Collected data
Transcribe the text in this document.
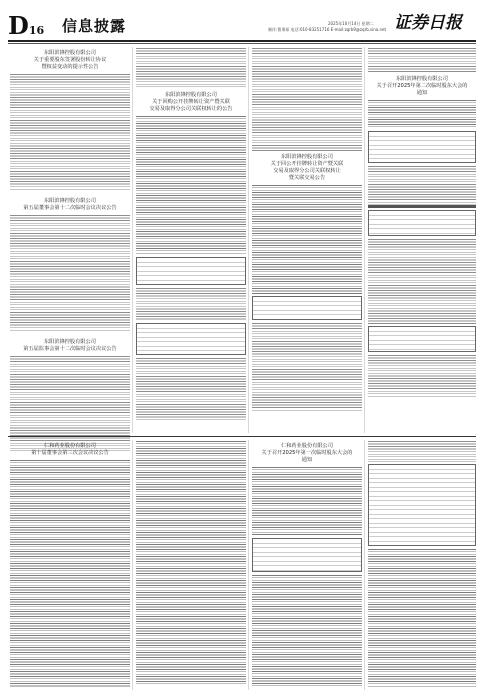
D16 信息披露	2025年10月14日 星期二
制作:曹秉琛 电话:010-83251716 E-mail:zqrb9@zqrb.sina.net 证券日报
东阳滨锋控股有限公司
关于重要股东签署股份转让协议
暨权益变动的提示性公告
东阳滨锋控股有限公司
第五届董事会第十二次临时会议决议公告
东阳滨锋控股有限公司
第五届监事会第十二次临时会议决议公告
东阳滨锋控股有限公司
关于回购公开挂牌转让资产暨关联
交易及取得分公司关联权转让的公告
东阳滨锋控股有限公司
关于回公开挂牌转让资产暨关联
交易及取得分公司关联权转让
暨关联交易公告
东阳滨锋控股有限公司
关于召开2025年第二次临时股东大会的
通知
仁和药业股份有限公司
第十届董事会第三次会议决议公告
仁和药业股份有限公司
关于召开2025年第一次临时股东大会的
通知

[Direction] None of the pictures should appear; repeat the records exactly otherwise.

[Response]
Transcribe the text in this document.
D16 信息披露	2025年10月14日 星期二
制作:曹秉琛 电话:010-83251716 E-mail:zqrb9@zqrb.sina.net 证券日报
东阳滨锋控股有限公司
关于重要股东签署股份转让协议
暨权益变动的提示性公告
东阳滨锋控股有限公司
第五届董事会第十二次临时会议决议公告
东阳滨锋控股有限公司
第五届监事会第十二次临时会议决议公告
东阳滨锋控股有限公司
关于回购公开挂牌转让资产暨关联
交易及取得分公司关联权转让的公告
东阳滨锋控股有限公司
关于回公开挂牌转让资产暨关联
交易及取得分公司关联权转让
暨关联交易公告
东阳滨锋控股有限公司
关于召开2025年第二次临时股东大会的
通知
仁和药业股份有限公司
第十届董事会第三次会议决议公告
仁和药业股份有限公司
关于召开2025年第一次临时股东大会的
通知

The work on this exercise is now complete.